# YOUR GOAL
Copy out the entries exactly, from the first line to the last.

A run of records
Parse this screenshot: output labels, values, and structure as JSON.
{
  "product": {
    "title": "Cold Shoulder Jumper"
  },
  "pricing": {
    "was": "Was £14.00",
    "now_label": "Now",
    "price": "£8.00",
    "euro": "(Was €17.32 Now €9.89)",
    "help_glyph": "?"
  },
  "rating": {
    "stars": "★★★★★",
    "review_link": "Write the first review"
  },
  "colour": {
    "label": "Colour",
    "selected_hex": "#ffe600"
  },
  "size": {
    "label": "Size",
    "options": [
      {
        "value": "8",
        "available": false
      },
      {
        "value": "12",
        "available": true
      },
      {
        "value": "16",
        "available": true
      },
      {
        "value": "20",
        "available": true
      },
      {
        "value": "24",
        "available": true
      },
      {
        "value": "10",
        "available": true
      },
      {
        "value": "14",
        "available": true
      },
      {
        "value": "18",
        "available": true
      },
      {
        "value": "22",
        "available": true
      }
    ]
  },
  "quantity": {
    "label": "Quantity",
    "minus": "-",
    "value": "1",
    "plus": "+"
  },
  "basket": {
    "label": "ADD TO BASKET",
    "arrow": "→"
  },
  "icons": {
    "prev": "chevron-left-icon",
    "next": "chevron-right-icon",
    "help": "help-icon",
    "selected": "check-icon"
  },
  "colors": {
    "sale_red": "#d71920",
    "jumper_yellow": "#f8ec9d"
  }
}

# ANSWER FOR THE TASK
Parse this screenshot: output labels, values, and structure as JSON.
{
  "product": {
    "title": "Cold Shoulder Jumper"
  },
  "pricing": {
    "was": "Was £14.00",
    "now_label": "Now",
    "price": "£8.00",
    "euro": "(Was €17.32 Now €9.89)",
    "help_glyph": "?"
  },
  "rating": {
    "stars": "★★★★★",
    "review_link": "Write the first review"
  },
  "colour": {
    "label": "Colour",
    "selected_hex": "#ffe600"
  },
  "size": {
    "label": "Size",
    "options": [
      {
        "value": "8",
        "available": false
      },
      {
        "value": "12",
        "available": true
      },
      {
        "value": "16",
        "available": true
      },
      {
        "value": "20",
        "available": true
      },
      {
        "value": "24",
        "available": true
      },
      {
        "value": "10",
        "available": true
      },
      {
        "value": "14",
        "available": true
      },
      {
        "value": "18",
        "available": true
      },
      {
        "value": "22",
        "available": true
      }
    ]
  },
  "quantity": {
    "label": "Quantity",
    "minus": "-",
    "value": "1",
    "plus": "+"
  },
  "basket": {
    "label": "ADD TO BASKET",
    "arrow": "→"
  },
  "icons": {
    "prev": "chevron-left-icon",
    "next": "chevron-right-icon",
    "help": "help-icon",
    "selected": "check-icon"
  },
  "colors": {
    "sale_red": "#d71920",
    "jumper_yellow": "#f8ec9d"
  }
}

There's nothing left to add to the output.